> [Task instructions]
All records below must be retyped exactly.

> [Extracted records]
::::
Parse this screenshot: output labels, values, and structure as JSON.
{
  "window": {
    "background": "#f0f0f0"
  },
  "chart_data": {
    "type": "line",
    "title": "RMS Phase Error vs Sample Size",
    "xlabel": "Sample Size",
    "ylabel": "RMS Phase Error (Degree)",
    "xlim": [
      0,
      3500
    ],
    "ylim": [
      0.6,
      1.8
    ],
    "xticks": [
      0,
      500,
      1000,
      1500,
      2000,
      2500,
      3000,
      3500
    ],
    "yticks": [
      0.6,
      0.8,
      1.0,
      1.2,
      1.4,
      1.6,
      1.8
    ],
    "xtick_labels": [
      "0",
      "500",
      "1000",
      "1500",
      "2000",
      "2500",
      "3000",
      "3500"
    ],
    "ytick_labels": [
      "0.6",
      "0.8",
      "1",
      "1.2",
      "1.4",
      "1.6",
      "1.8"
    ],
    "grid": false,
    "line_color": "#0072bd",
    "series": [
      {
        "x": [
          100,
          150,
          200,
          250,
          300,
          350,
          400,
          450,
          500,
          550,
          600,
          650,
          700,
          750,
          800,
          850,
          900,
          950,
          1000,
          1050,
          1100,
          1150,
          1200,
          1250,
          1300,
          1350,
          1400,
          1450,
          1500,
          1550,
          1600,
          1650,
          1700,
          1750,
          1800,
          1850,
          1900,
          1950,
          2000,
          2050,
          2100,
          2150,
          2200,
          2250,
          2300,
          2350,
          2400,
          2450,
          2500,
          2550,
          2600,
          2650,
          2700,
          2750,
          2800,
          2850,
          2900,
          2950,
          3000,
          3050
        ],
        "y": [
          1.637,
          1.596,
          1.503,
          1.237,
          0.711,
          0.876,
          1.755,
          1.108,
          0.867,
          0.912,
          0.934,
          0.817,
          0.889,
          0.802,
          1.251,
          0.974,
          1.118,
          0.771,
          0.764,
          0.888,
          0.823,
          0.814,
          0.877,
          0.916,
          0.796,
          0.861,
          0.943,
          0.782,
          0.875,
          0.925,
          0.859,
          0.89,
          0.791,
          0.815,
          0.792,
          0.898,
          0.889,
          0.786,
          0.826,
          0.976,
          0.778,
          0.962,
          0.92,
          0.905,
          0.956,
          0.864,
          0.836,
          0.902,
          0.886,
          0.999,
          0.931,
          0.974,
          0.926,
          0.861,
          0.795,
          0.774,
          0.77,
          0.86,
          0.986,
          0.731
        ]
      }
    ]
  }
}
::::
> [Finished task]
Parse this screenshot: output labels, values, and structure as JSON.
{
  "window": {
    "background": "#f0f0f0"
  },
  "chart_data": {
    "type": "line",
    "title": "RMS Phase Error vs Sample Size",
    "xlabel": "Sample Size",
    "ylabel": "RMS Phase Error (Degree)",
    "xlim": [
      0,
      3500
    ],
    "ylim": [
      0.6,
      1.8
    ],
    "xticks": [
      0,
      500,
      1000,
      1500,
      2000,
      2500,
      3000,
      3500
    ],
    "yticks": [
      0.6,
      0.8,
      1.0,
      1.2,
      1.4,
      1.6,
      1.8
    ],
    "xtick_labels": [
      "0",
      "500",
      "1000",
      "1500",
      "2000",
      "2500",
      "3000",
      "3500"
    ],
    "ytick_labels": [
      "0.6",
      "0.8",
      "1",
      "1.2",
      "1.4",
      "1.6",
      "1.8"
    ],
    "grid": false,
    "line_color": "#0072bd",
    "series": [
      {
        "x": [
          100,
          150,
          200,
          250,
          300,
          350,
          400,
          450,
          500,
          550,
          600,
          650,
          700,
          750,
          800,
          850,
          900,
          950,
          1000,
          1050,
          1100,
          1150,
          1200,
          1250,
          1300,
          1350,
          1400,
          1450,
          1500,
          1550,
          1600,
          1650,
          1700,
          1750,
          1800,
          1850,
          1900,
          1950,
          2000,
          2050,
          2100,
          2150,
          2200,
          2250,
          2300,
          2350,
          2400,
          2450,
          2500,
          2550,
          2600,
          2650,
          2700,
          2750,
          2800,
          2850,
          2900,
          2950,
          3000,
          3050
        ],
        "y": [
          1.637,
          1.596,
          1.503,
          1.237,
          0.711,
          0.876,
          1.755,
          1.108,
          0.867,
          0.912,
          0.934,
          0.817,
          0.889,
          0.802,
          1.251,
          0.974,
          1.118,
          0.771,
          0.764,
          0.888,
          0.823,
          0.814,
          0.877,
          0.916,
          0.796,
          0.861,
          0.943,
          0.782,
          0.875,
          0.925,
          0.859,
          0.89,
          0.791,
          0.815,
          0.792,
          0.898,
          0.889,
          0.786,
          0.826,
          0.976,
          0.778,
          0.962,
          0.92,
          0.905,
          0.956,
          0.864,
          0.836,
          0.902,
          0.886,
          0.999,
          0.931,
          0.974,
          0.926,
          0.861,
          0.795,
          0.774,
          0.77,
          0.86,
          0.986,
          0.731
        ]
      }
    ]
  }
}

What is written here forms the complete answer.